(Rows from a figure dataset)

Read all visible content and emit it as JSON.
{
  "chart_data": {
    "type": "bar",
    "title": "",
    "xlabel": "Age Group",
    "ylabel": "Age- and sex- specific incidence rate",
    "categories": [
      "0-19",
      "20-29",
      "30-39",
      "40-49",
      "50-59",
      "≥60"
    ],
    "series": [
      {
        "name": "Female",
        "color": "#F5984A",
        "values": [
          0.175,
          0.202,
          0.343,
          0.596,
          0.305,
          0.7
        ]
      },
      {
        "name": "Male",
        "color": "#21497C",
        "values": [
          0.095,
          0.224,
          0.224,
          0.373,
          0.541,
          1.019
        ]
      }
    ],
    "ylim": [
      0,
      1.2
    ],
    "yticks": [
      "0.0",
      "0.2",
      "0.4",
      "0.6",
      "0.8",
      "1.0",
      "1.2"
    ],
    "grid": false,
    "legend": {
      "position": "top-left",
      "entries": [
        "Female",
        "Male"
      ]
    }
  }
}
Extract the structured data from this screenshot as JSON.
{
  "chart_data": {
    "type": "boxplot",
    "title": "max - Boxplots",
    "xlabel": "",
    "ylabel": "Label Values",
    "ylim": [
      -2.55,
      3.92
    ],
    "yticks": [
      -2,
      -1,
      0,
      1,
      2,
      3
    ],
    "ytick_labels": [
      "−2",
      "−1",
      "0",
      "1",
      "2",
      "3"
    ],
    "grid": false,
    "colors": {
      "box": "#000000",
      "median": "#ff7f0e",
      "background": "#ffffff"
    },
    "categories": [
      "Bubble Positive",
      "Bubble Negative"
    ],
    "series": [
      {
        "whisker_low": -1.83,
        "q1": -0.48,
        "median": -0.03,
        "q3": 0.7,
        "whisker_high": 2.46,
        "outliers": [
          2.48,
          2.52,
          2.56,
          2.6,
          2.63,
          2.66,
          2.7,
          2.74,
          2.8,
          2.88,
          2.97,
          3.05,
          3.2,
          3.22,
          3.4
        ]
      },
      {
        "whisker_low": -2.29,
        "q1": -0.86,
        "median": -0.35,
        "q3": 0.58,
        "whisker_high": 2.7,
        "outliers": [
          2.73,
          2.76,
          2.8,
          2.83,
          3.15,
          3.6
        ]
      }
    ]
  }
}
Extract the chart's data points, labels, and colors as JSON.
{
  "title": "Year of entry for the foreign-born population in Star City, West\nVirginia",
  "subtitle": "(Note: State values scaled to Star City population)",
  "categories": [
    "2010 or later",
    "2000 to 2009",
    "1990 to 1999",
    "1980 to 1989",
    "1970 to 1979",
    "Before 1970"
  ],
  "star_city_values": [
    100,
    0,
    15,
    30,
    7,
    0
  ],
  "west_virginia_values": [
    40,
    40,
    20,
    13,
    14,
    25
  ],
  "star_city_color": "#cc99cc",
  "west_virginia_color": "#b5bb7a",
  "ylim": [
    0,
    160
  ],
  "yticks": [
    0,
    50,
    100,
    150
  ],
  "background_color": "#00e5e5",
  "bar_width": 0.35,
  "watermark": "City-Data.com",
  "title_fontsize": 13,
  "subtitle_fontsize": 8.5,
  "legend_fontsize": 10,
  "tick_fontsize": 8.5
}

*INSTRUCTIONS TO FOLLOW*. Pull out every line of the entries that includes the word "median".

*RESPONSE TO THE TASK*.
      "median": "#ff7f0e",
        "median": -0.03,
        "median": -0.35,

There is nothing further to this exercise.